[A block of data]
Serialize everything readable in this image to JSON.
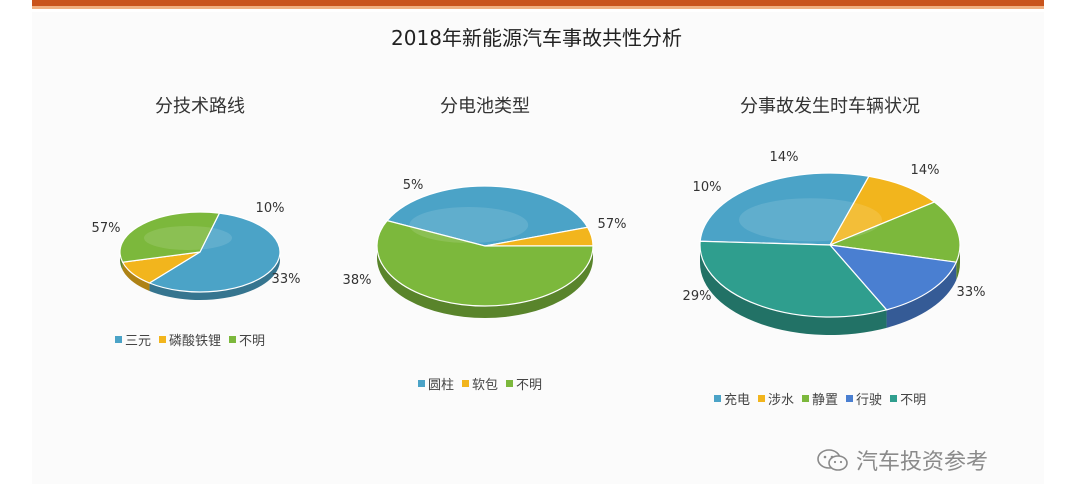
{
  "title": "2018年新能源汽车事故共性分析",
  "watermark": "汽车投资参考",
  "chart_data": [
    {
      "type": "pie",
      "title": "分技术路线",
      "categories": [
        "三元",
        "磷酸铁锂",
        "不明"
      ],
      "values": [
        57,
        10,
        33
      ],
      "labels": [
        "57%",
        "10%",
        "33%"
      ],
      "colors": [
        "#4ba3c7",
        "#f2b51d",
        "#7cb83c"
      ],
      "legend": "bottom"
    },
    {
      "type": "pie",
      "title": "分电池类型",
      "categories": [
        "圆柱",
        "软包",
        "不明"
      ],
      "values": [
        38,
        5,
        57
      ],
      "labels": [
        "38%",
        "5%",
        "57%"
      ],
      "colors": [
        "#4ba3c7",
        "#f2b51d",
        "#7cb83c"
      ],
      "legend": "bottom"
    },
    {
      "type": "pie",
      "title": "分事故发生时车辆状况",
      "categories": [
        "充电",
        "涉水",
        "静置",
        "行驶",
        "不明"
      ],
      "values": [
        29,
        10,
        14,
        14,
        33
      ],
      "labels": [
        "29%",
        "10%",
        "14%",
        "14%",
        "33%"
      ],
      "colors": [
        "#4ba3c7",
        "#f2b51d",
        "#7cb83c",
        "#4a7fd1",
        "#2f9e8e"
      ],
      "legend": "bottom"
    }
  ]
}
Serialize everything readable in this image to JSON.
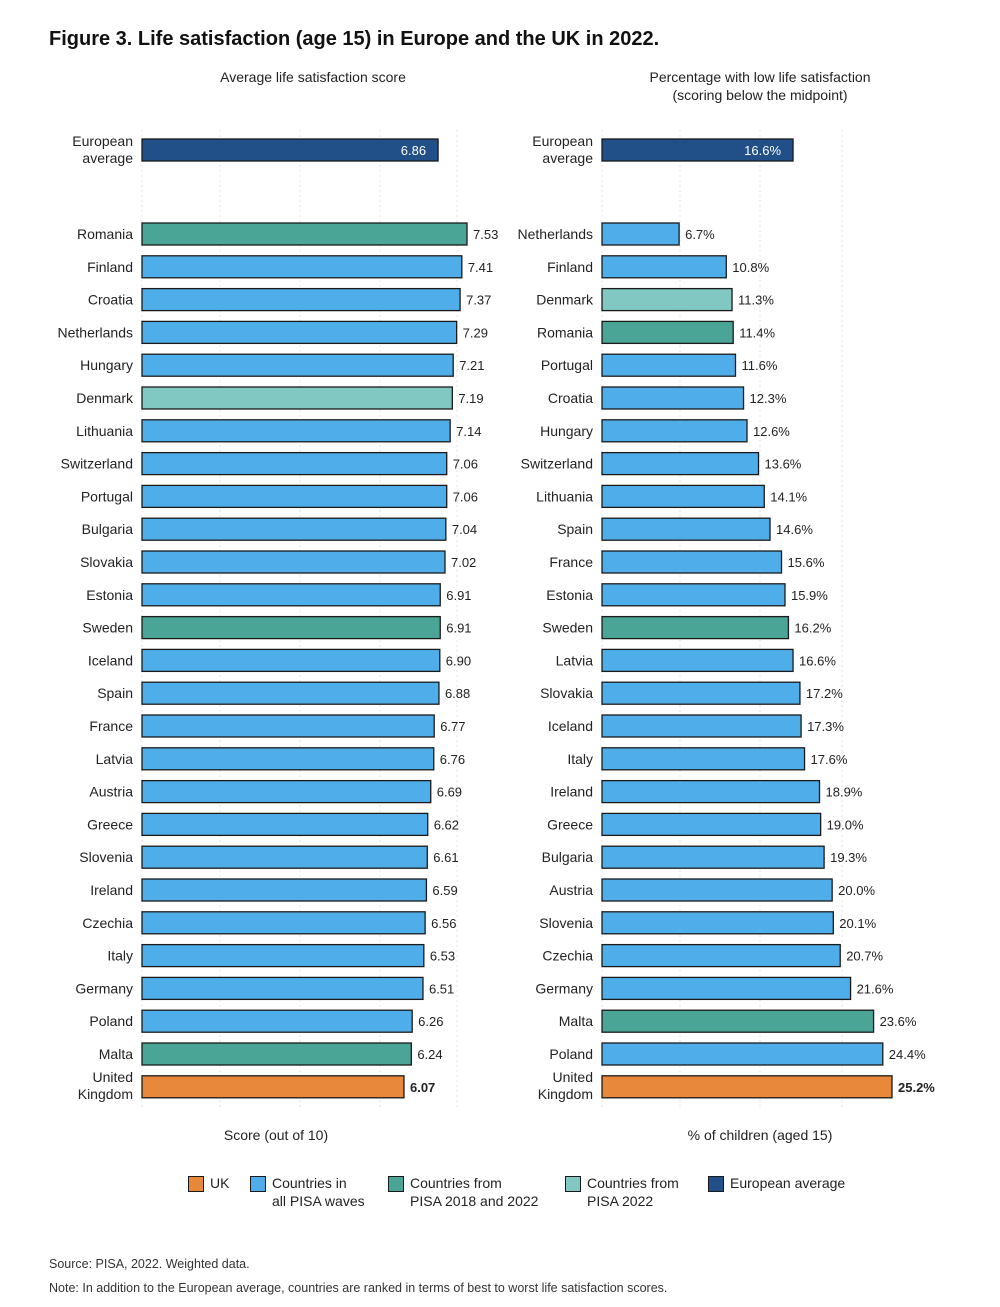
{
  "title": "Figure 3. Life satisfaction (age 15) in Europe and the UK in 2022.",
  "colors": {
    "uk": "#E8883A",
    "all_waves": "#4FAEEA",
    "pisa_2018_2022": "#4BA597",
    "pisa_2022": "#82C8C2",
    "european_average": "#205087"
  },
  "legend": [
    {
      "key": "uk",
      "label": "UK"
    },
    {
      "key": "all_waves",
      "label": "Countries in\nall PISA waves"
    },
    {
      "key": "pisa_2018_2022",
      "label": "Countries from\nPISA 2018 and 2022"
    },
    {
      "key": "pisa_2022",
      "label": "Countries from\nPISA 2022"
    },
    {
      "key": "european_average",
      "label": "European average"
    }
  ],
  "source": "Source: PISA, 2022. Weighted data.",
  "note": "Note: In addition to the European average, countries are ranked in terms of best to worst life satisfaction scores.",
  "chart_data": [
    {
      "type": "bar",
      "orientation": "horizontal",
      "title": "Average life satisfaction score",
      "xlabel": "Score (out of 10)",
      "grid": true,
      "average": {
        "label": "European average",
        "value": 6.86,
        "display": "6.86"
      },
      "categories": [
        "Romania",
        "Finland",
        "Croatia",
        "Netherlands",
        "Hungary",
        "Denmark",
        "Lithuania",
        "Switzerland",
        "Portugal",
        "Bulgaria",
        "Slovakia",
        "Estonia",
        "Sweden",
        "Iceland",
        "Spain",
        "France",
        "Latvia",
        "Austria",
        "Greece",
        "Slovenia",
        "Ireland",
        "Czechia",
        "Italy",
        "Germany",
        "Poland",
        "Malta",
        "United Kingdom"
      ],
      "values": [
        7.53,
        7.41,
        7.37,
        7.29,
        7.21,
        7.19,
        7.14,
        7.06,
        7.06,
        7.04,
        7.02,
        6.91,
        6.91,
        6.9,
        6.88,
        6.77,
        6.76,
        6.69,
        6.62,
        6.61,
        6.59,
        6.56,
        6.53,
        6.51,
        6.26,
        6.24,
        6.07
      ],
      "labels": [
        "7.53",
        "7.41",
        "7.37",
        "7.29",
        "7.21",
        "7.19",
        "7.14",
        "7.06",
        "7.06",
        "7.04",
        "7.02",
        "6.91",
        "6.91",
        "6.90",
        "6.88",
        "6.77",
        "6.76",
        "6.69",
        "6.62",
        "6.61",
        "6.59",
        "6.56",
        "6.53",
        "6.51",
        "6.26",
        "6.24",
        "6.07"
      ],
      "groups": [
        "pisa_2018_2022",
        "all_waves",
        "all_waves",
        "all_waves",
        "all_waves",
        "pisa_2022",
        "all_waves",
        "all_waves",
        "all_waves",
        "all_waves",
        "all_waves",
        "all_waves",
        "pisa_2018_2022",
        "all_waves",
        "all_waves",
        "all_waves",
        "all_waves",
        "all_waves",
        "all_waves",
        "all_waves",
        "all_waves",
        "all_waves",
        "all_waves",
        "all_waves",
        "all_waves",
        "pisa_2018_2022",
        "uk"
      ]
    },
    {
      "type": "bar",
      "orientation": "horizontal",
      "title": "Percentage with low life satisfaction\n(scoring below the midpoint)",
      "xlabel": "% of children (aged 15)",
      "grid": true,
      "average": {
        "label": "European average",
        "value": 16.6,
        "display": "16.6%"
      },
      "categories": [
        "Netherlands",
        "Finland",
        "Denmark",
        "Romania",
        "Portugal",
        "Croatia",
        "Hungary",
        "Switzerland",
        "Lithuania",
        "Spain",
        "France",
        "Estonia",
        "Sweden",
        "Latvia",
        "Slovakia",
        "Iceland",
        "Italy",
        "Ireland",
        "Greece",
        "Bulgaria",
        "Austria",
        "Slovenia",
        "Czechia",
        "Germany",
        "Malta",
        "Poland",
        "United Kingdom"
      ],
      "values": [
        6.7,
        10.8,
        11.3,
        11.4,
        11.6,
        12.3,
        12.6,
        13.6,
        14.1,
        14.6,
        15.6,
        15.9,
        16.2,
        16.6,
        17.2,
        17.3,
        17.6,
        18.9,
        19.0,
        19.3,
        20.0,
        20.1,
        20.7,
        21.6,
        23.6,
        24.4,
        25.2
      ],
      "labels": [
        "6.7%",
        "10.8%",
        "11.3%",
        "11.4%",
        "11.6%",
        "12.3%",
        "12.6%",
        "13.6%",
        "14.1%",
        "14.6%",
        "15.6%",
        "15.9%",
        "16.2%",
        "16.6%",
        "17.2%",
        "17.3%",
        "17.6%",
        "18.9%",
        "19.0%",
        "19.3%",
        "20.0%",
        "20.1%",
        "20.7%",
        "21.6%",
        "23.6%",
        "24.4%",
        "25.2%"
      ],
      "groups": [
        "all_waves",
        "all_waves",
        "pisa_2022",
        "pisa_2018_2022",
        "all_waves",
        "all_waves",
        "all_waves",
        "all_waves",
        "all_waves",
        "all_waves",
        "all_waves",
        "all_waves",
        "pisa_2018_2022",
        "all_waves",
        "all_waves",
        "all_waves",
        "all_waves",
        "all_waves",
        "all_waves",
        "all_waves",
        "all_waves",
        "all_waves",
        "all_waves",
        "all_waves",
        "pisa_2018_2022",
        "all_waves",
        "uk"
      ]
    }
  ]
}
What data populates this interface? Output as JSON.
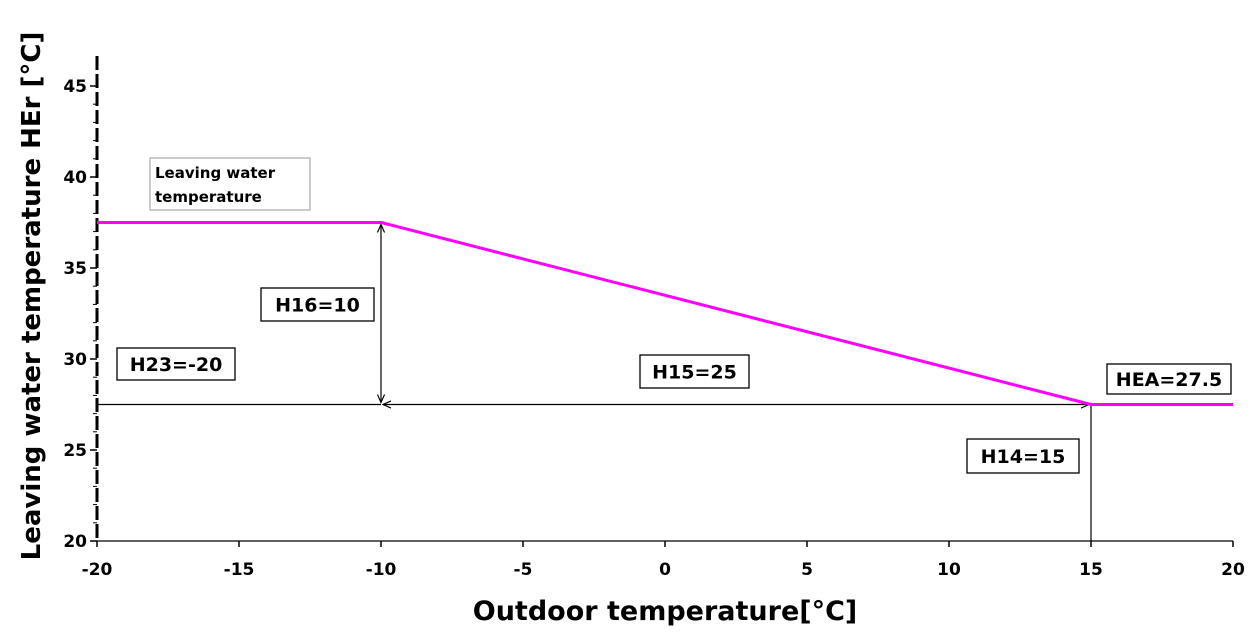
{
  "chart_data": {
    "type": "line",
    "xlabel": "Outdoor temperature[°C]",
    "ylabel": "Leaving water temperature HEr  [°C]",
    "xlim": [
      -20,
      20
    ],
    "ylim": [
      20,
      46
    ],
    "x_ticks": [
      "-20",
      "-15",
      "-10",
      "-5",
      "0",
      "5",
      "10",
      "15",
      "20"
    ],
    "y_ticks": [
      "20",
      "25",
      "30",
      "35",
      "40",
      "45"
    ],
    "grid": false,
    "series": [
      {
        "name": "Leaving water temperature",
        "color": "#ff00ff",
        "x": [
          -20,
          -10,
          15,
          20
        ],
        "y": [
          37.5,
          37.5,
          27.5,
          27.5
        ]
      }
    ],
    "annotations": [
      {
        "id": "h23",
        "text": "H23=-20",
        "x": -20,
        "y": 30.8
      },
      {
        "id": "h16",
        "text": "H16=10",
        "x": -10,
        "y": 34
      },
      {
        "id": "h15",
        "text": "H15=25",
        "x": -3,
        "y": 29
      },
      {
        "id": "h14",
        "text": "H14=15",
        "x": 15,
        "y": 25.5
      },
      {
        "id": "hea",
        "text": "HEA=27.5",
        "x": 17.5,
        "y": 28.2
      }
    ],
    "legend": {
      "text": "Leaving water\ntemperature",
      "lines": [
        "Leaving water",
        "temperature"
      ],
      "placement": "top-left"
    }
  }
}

# [Challenge]
Return verbatim every line from the line containing "What data populates" to the last line of the entries above, inclusive, and leave out the pictures.

# [Reply to the task]
What data populates this interface? Output as JSON.
{
  "chart_data": {
    "type": "line",
    "xlabel": "Outdoor temperature[°C]",
    "ylabel": "Leaving water temperature HEr  [°C]",
    "xlim": [
      -20,
      20
    ],
    "ylim": [
      20,
      46
    ],
    "x_ticks": [
      "-20",
      "-15",
      "-10",
      "-5",
      "0",
      "5",
      "10",
      "15",
      "20"
    ],
    "y_ticks": [
      "20",
      "25",
      "30",
      "35",
      "40",
      "45"
    ],
    "grid": false,
    "series": [
      {
        "name": "Leaving water temperature",
        "color": "#ff00ff",
        "x": [
          -20,
          -10,
          15,
          20
        ],
        "y": [
          37.5,
          37.5,
          27.5,
          27.5
        ]
      }
    ],
    "annotations": [
      {
        "id": "h23",
        "text": "H23=-20",
        "x": -20,
        "y": 30.8
      },
      {
        "id": "h16",
        "text": "H16=10",
        "x": -10,
        "y": 34
      },
      {
        "id": "h15",
        "text": "H15=25",
        "x": -3,
        "y": 29
      },
      {
        "id": "h14",
        "text": "H14=15",
        "x": 15,
        "y": 25.5
      },
      {
        "id": "hea",
        "text": "HEA=27.5",
        "x": 17.5,
        "y": 28.2
      }
    ],
    "legend": {
      "text": "Leaving water\ntemperature",
      "lines": [
        "Leaving water",
        "temperature"
      ],
      "placement": "top-left"
    }
  }
}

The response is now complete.